WORK TO BE COMPLETED – Would you retype all of these records exactly?

DATASET EXCERPTS –
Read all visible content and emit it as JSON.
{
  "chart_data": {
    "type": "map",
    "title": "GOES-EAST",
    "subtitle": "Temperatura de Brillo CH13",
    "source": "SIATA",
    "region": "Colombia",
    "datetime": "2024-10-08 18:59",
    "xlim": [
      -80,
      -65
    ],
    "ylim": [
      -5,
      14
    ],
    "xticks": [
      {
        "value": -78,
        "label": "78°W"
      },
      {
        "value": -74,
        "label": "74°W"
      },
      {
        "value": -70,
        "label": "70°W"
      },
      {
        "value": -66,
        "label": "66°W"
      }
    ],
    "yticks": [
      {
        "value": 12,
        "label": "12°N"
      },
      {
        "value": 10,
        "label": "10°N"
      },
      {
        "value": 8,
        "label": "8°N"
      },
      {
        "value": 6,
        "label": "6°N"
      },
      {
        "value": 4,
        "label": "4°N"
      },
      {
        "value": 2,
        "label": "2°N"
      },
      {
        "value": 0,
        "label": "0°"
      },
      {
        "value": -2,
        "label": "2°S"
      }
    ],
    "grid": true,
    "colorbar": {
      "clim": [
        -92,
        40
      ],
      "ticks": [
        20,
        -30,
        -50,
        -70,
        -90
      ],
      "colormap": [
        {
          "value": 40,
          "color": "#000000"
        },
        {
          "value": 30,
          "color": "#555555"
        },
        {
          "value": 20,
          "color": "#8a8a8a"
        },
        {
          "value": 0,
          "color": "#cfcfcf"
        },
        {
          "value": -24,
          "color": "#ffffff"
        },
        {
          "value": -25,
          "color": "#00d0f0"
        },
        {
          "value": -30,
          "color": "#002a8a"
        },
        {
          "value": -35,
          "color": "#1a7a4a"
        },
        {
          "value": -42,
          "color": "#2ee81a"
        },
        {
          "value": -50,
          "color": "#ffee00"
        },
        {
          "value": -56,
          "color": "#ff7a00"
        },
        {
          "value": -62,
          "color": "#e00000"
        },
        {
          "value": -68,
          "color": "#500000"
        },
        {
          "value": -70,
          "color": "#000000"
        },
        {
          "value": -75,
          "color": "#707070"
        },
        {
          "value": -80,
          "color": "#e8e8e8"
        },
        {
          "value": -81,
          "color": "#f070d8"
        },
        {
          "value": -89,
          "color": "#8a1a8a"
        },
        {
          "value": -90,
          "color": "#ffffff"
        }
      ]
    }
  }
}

RESULT OF THIS EXERCISE –
Read all visible content and emit it as JSON.
{
  "chart_data": {
    "type": "map",
    "title": "GOES-EAST",
    "subtitle": "Temperatura de Brillo CH13",
    "source": "SIATA",
    "region": "Colombia",
    "datetime": "2024-10-08 18:59",
    "xlim": [
      -80,
      -65
    ],
    "ylim": [
      -5,
      14
    ],
    "xticks": [
      {
        "value": -78,
        "label": "78°W"
      },
      {
        "value": -74,
        "label": "74°W"
      },
      {
        "value": -70,
        "label": "70°W"
      },
      {
        "value": -66,
        "label": "66°W"
      }
    ],
    "yticks": [
      {
        "value": 12,
        "label": "12°N"
      },
      {
        "value": 10,
        "label": "10°N"
      },
      {
        "value": 8,
        "label": "8°N"
      },
      {
        "value": 6,
        "label": "6°N"
      },
      {
        "value": 4,
        "label": "4°N"
      },
      {
        "value": 2,
        "label": "2°N"
      },
      {
        "value": 0,
        "label": "0°"
      },
      {
        "value": -2,
        "label": "2°S"
      }
    ],
    "grid": true,
    "colorbar": {
      "clim": [
        -92,
        40
      ],
      "ticks": [
        20,
        -30,
        -50,
        -70,
        -90
      ],
      "colormap": [
        {
          "value": 40,
          "color": "#000000"
        },
        {
          "value": 30,
          "color": "#555555"
        },
        {
          "value": 20,
          "color": "#8a8a8a"
        },
        {
          "value": 0,
          "color": "#cfcfcf"
        },
        {
          "value": -24,
          "color": "#ffffff"
        },
        {
          "value": -25,
          "color": "#00d0f0"
        },
        {
          "value": -30,
          "color": "#002a8a"
        },
        {
          "value": -35,
          "color": "#1a7a4a"
        },
        {
          "value": -42,
          "color": "#2ee81a"
        },
        {
          "value": -50,
          "color": "#ffee00"
        },
        {
          "value": -56,
          "color": "#ff7a00"
        },
        {
          "value": -62,
          "color": "#e00000"
        },
        {
          "value": -68,
          "color": "#500000"
        },
        {
          "value": -70,
          "color": "#000000"
        },
        {
          "value": -75,
          "color": "#707070"
        },
        {
          "value": -80,
          "color": "#e8e8e8"
        },
        {
          "value": -81,
          "color": "#f070d8"
        },
        {
          "value": -89,
          "color": "#8a1a8a"
        },
        {
          "value": -90,
          "color": "#ffffff"
        }
      ]
    }
  }
}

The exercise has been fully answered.